== Task objective ==
Which lines in the records below contain the word "государственными"? Copy each of them.

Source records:
━━━━━━━━

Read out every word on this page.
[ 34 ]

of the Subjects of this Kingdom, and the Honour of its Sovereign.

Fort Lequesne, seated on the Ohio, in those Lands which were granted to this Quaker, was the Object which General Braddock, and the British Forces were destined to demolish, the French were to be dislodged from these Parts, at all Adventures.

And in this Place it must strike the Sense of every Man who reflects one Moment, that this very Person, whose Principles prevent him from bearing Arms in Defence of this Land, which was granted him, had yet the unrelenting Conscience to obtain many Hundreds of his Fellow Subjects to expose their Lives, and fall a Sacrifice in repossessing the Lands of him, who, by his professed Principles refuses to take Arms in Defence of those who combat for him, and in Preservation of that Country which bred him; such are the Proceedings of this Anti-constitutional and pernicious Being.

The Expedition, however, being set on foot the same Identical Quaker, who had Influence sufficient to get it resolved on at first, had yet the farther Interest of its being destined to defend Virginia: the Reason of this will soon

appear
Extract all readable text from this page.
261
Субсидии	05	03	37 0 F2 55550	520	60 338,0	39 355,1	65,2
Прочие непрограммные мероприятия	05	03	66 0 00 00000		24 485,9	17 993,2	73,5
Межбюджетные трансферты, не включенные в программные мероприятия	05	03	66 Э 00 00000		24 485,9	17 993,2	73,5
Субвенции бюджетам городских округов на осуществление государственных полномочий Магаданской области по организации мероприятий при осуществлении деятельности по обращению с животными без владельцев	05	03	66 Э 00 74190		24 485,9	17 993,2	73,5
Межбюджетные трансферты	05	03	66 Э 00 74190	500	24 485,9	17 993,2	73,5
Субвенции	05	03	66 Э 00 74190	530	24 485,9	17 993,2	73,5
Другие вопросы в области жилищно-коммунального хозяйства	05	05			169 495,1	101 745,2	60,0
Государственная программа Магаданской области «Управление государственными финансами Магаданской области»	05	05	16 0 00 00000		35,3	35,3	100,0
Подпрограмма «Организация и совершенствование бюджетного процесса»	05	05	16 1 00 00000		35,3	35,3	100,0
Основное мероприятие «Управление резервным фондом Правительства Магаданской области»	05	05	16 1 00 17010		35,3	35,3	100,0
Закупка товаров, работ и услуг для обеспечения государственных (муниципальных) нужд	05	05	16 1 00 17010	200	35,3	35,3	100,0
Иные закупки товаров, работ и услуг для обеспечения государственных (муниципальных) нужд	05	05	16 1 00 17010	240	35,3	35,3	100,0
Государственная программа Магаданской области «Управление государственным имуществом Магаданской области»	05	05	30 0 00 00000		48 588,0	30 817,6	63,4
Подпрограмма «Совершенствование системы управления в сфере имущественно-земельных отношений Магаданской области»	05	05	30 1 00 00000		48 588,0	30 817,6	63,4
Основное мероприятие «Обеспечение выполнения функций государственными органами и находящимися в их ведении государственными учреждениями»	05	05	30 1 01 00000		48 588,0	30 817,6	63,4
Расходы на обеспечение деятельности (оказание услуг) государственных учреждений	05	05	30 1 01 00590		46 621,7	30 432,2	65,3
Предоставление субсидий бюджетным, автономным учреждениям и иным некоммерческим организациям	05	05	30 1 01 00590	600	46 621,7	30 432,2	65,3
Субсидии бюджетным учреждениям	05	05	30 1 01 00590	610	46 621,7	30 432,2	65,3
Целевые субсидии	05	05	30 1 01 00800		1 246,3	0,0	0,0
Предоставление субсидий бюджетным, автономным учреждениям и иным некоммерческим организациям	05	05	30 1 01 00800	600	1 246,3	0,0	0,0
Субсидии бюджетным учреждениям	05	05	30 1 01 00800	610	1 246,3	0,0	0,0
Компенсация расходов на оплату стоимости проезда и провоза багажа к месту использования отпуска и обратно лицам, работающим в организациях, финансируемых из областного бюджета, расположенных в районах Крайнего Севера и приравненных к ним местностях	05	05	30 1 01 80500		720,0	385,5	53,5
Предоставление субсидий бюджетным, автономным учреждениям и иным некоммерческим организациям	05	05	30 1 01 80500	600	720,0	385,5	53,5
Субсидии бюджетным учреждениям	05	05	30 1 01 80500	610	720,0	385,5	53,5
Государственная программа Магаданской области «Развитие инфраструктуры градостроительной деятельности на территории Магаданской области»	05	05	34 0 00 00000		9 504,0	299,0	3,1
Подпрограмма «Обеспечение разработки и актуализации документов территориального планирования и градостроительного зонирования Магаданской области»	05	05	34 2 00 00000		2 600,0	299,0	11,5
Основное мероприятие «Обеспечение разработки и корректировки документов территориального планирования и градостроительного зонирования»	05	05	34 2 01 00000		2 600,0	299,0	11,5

━━━━━━━━

== Written solution ==
Государственная программа Магаданской области «Управление государственными финансами Магаданской области»	05	05	16 0 00 00000		35,3	35,3	100,0
Основное мероприятие «Обеспечение выполнения функций государственными органами и находящимися в их ведении государственными учреждениями»	05	05	30 1 01 00000		48 588,0	30 817,6	63,4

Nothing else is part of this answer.